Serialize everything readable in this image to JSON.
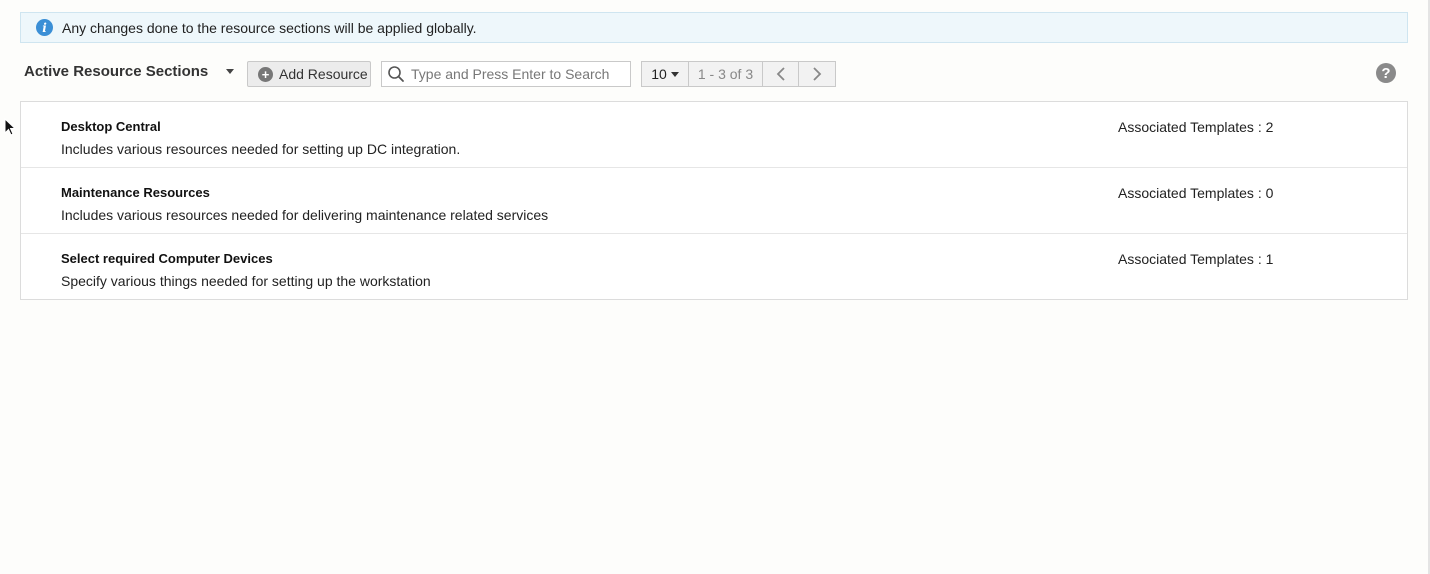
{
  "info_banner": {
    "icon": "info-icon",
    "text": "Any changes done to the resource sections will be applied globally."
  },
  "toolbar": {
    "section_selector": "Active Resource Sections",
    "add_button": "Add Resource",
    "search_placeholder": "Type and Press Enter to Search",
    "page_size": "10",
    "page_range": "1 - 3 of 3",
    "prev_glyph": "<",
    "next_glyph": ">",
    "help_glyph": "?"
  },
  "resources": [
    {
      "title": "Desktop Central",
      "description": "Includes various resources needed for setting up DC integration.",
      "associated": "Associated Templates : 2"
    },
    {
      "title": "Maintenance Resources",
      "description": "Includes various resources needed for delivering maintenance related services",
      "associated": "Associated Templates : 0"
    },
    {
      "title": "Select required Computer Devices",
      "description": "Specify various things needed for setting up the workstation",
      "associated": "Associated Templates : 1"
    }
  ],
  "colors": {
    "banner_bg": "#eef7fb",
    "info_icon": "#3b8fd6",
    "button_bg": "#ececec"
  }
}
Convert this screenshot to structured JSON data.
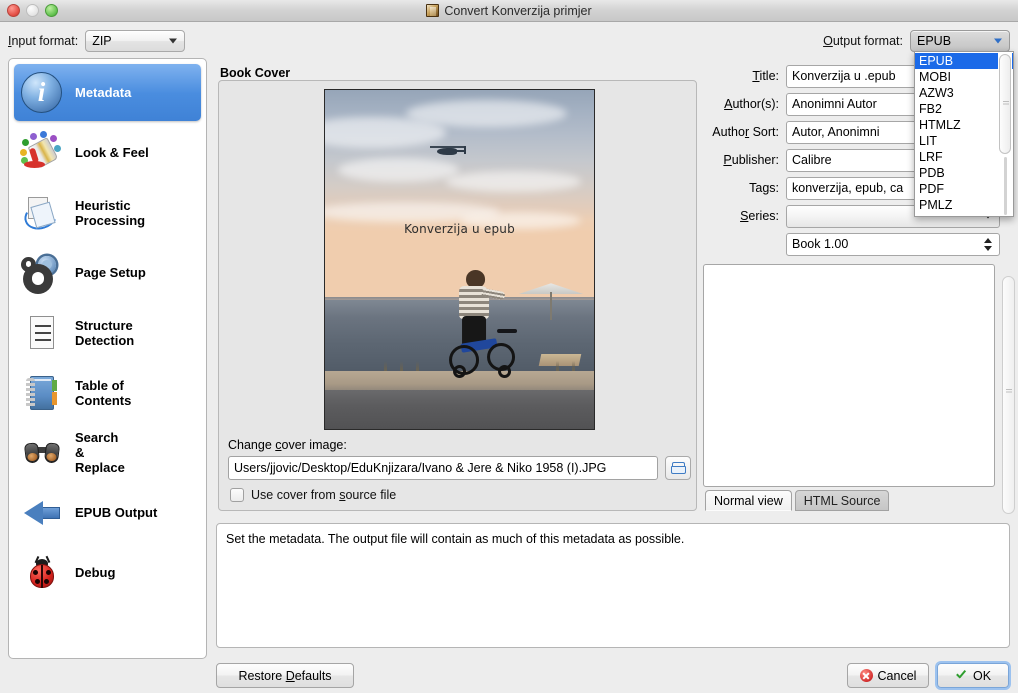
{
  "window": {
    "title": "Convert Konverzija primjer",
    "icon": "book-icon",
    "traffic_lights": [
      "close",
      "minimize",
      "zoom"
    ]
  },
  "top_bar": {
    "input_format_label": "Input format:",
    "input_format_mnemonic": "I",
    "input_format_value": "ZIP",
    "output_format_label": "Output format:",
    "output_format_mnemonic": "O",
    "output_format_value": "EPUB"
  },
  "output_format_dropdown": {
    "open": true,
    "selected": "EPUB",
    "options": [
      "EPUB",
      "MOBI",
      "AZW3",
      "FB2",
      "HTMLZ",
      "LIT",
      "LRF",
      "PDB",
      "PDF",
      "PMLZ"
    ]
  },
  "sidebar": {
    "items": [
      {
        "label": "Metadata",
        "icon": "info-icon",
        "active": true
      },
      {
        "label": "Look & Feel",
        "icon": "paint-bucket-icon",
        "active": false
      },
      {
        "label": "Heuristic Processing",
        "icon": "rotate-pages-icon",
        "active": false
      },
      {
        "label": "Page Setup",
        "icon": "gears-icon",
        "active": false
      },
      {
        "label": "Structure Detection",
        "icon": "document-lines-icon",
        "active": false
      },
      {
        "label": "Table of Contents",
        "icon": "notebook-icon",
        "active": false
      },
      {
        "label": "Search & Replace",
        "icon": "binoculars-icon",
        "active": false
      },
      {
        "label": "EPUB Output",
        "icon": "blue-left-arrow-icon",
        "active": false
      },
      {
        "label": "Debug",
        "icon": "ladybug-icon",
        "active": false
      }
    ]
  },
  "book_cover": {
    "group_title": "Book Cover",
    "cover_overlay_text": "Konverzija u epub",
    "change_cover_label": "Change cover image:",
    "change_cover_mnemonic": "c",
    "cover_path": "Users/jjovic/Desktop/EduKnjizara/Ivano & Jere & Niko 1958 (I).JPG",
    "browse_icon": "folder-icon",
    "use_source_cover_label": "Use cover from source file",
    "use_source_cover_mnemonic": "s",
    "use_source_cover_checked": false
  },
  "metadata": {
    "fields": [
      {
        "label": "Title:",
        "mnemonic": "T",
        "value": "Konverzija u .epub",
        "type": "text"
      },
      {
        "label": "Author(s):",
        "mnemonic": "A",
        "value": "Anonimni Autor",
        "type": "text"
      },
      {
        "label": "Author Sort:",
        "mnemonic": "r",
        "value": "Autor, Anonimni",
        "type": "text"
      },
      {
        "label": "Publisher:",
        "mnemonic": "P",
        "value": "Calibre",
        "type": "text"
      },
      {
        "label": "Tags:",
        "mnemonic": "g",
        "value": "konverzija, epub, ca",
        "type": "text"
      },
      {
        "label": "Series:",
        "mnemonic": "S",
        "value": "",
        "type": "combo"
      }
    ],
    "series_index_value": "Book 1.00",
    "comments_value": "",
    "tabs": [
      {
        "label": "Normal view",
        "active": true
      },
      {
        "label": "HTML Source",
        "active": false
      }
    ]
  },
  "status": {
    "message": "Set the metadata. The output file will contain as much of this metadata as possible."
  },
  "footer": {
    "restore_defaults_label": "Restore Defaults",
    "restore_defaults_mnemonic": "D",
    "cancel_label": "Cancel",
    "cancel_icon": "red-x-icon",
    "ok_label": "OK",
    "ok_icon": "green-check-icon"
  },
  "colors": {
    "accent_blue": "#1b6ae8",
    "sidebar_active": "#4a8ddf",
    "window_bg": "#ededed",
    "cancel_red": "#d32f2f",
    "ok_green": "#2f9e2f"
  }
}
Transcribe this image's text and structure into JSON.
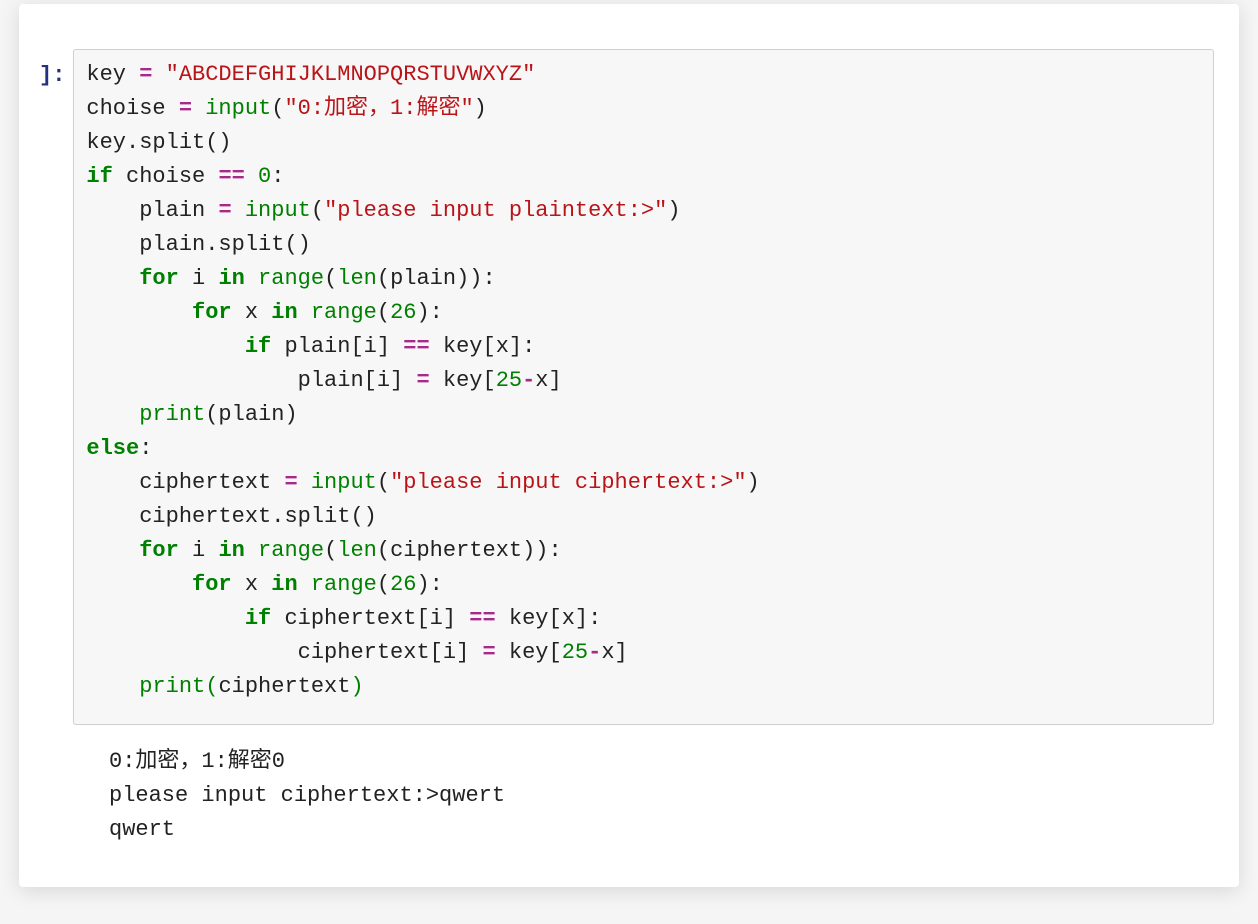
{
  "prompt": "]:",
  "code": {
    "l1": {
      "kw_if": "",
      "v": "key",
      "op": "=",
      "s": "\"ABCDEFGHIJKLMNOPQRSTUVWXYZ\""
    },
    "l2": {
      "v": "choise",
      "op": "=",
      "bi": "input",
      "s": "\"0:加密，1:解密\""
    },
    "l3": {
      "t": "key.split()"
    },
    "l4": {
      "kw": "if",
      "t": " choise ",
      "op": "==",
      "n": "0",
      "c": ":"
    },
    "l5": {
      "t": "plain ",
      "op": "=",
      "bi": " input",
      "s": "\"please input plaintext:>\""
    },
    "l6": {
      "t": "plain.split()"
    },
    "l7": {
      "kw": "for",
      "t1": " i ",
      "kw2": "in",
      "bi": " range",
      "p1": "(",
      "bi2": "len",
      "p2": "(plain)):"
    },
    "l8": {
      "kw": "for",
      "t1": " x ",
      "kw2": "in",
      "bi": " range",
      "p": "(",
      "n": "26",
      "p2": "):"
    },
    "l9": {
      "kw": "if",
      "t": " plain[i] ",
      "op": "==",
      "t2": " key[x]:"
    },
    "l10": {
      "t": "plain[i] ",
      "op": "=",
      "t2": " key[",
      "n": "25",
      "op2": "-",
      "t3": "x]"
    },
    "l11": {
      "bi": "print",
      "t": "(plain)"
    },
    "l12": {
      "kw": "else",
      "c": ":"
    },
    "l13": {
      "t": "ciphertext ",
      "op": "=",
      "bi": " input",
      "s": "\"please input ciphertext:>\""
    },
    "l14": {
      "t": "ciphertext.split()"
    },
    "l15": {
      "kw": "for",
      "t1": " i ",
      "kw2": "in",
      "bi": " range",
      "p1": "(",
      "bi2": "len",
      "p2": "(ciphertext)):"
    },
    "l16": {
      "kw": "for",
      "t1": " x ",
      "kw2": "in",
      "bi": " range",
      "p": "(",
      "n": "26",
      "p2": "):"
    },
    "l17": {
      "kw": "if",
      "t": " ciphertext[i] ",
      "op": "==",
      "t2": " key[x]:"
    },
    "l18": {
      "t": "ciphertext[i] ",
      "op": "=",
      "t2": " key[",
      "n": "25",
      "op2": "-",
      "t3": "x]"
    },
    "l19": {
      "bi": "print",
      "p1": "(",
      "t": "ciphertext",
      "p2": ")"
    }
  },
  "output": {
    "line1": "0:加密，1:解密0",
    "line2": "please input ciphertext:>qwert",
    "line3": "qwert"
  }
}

○ ○ ○ ○ ○ ○ ○

Do this | Pull out each line of the entries that contains "Autor".

Reply |
        "value": "Anonimni Autor",
        "value": "Autor, Anonimni",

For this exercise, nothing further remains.